(Dataset records)
========

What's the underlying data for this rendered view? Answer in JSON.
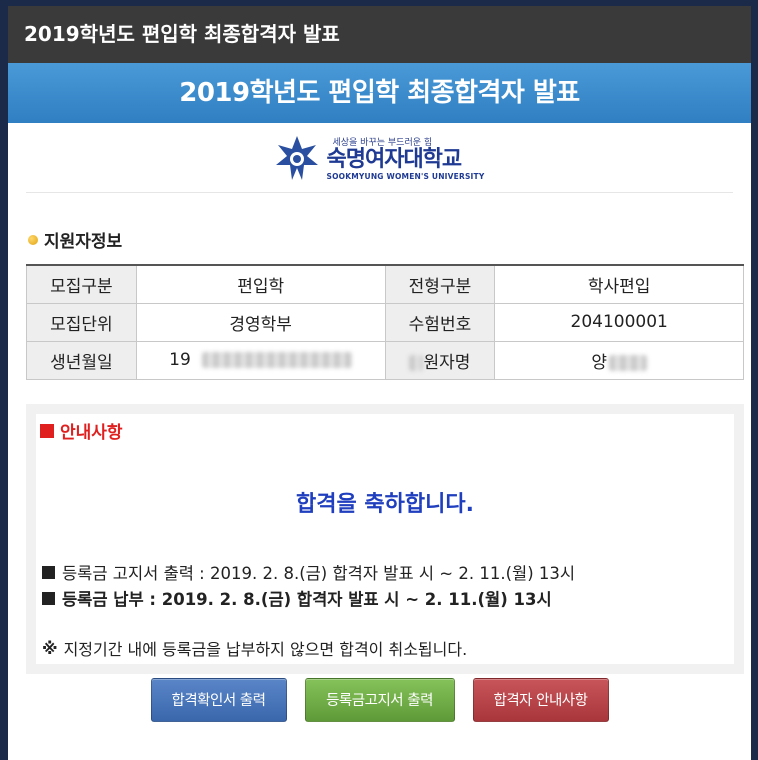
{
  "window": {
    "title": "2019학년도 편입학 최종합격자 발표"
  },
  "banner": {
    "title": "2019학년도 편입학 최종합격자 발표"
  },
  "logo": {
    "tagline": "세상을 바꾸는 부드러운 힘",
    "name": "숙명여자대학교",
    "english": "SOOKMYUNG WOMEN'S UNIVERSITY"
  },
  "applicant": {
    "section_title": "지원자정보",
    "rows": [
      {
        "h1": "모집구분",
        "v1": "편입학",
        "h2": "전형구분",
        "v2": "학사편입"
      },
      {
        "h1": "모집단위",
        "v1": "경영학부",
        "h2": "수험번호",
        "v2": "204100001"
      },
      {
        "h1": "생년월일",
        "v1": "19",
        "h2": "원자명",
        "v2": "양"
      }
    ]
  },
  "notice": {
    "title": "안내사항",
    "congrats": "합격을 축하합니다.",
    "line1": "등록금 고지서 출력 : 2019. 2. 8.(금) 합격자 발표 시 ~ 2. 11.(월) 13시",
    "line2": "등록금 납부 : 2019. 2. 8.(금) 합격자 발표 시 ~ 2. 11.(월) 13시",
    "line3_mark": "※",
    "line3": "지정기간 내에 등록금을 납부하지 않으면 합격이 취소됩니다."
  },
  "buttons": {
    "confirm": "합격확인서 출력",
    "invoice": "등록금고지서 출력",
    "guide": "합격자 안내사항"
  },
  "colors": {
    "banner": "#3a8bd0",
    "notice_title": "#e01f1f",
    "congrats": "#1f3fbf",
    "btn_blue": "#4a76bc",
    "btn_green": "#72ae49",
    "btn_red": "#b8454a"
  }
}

========

All preceding records should be duplicated verbatim, images excepted.

What's the underlying data for this rendered view? Answer in JSON.
{
  "window": {
    "title": "2019학년도 편입학 최종합격자 발표"
  },
  "banner": {
    "title": "2019학년도 편입학 최종합격자 발표"
  },
  "logo": {
    "tagline": "세상을 바꾸는 부드러운 힘",
    "name": "숙명여자대학교",
    "english": "SOOKMYUNG WOMEN'S UNIVERSITY"
  },
  "applicant": {
    "section_title": "지원자정보",
    "rows": [
      {
        "h1": "모집구분",
        "v1": "편입학",
        "h2": "전형구분",
        "v2": "학사편입"
      },
      {
        "h1": "모집단위",
        "v1": "경영학부",
        "h2": "수험번호",
        "v2": "204100001"
      },
      {
        "h1": "생년월일",
        "v1": "19",
        "h2": "원자명",
        "v2": "양"
      }
    ]
  },
  "notice": {
    "title": "안내사항",
    "congrats": "합격을 축하합니다.",
    "line1": "등록금 고지서 출력 : 2019. 2. 8.(금) 합격자 발표 시 ~ 2. 11.(월) 13시",
    "line2": "등록금 납부 : 2019. 2. 8.(금) 합격자 발표 시 ~ 2. 11.(월) 13시",
    "line3_mark": "※",
    "line3": "지정기간 내에 등록금을 납부하지 않으면 합격이 취소됩니다."
  },
  "buttons": {
    "confirm": "합격확인서 출력",
    "invoice": "등록금고지서 출력",
    "guide": "합격자 안내사항"
  },
  "colors": {
    "banner": "#3a8bd0",
    "notice_title": "#e01f1f",
    "congrats": "#1f3fbf",
    "btn_blue": "#4a76bc",
    "btn_green": "#72ae49",
    "btn_red": "#b8454a"
  }
}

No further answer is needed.